STATED PROBLEM →
For each line that holds "thqh", copy the line out.

DATA EXCERPTS →
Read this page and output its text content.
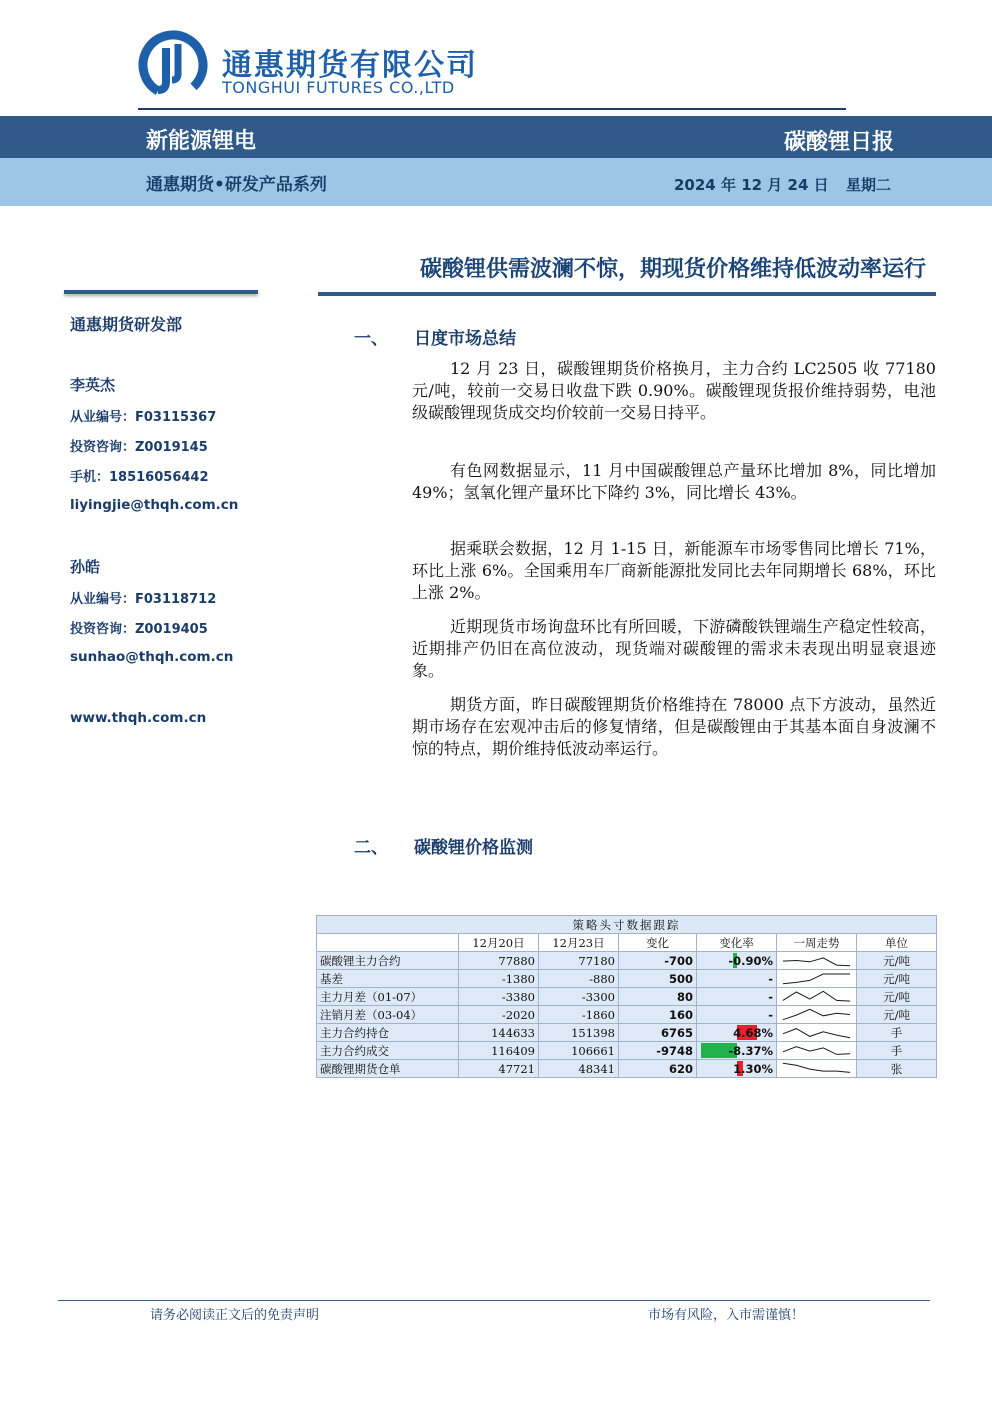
通惠期货有限公司
TONGHUI FUTURES CO.,LTD
新能源锂电	碳酸锂日报
通惠期货•研发产品系列	2024 年 12 月 24 日 星期二
碳酸锂供需波澜不惊，期现货价格维持低波动率运行
通惠期货研发部
李英杰
从业编号：F03115367
投资咨询：Z0019145
手机：18516056442
liyingjie@thqh.com.cn
孙皓
从业编号：F03118712
投资咨询：Z0019405
sunhao@thqh.com.cn
www.thqh.com.cn
一、 日度市场总结

12 月 23 日，碳酸锂期货价格换月，主力合约 LC2505 收 77180 元/吨，较前一交易日收盘下跌 0.90%。碳酸锂现货报价维持弱势，电池级碳酸锂现货成交均价较前一交易日持平。

有色网数据显示，11 月中国碳酸锂总产量环比增加 8%，同比增加 49%；氢氧化锂产量环比下降约 3%，同比增长 43%。

据乘联会数据，12 月 1-15 日，新能源车市场零售同比增长 71%，环比上涨 6%。全国乘用车厂商新能源批发同比去年同期增长 68%，环比上涨 2%。

近期现货市场询盘环比有所回暖，下游磷酸铁锂端生产稳定性较高，近期排产仍旧在高位波动，现货端对碳酸锂的需求未表现出明显衰退迹象。

期货方面，昨日碳酸锂期货价格维持在 78000 点下方波动，虽然近期市场存在宏观冲击后的修复情绪，但是碳酸锂由于其基本面自身波澜不惊的特点，期价维持低波动率运行。

二、 碳酸锂价格监测
策略头寸数据跟踪						
	12月20日	12月23日	变化	变化率	一周走势	单位
碳酸锂主力合约	77880	77180	-700	-0.90%		元/吨
基差	-1380	-880	500	-		元/吨
主力月差（01-07）	-3380	-3300	80	-		元/吨
注销月差（03-04）	-2020	-1860	160	-		元/吨
主力合约持仓	144633	151398	6765	4.68%		手
主力合约成交	116409	106661	-9748	-8.37%		手
碳酸锂期货仓单	47721	48341	620	1.30%		张
请务必阅读正文后的免责声明	市场有风险，入市需谨慎！
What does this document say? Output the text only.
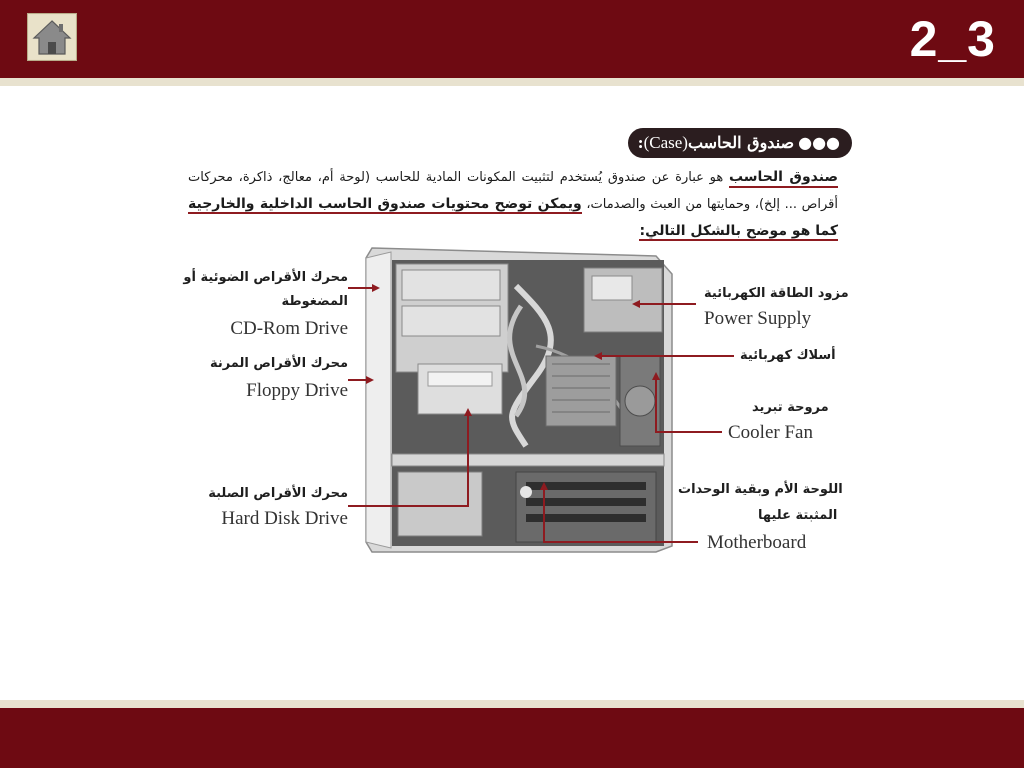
2_3
●●●صندوق الحاسب(Case):
صندوق الحاسب هو عبارة عن صندوق يُستخدم لتثبيت المكونات المادية للحاسب (لوحة أم، معالج، ذاكرة، محركات أقراص ... إلخ)، وحمايتها من العبث والصدمات، ويمكن توضح محتويات صندوق الحاسب الداخلية والخارجية كما هو موضح بالشكل التالي:
محرك الأقراص الضوئية أو
المضغوطة
CD-Rom Drive
محرك الأقراص المرنة
Floppy Drive
محرك الأقراص الصلبة
Hard Disk Drive
مزود الطاقة الكهربائية
Power Supply
أسلاك كهربائية
مروحة تبريد
Cooler Fan
اللوحة الأم وبقية الوحدات
المثبتة عليها
Motherboard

FINAL RESULT →
liyingjie@thqh.com.cn
sunhao@thqh.com.cn
www.thqh.com.cn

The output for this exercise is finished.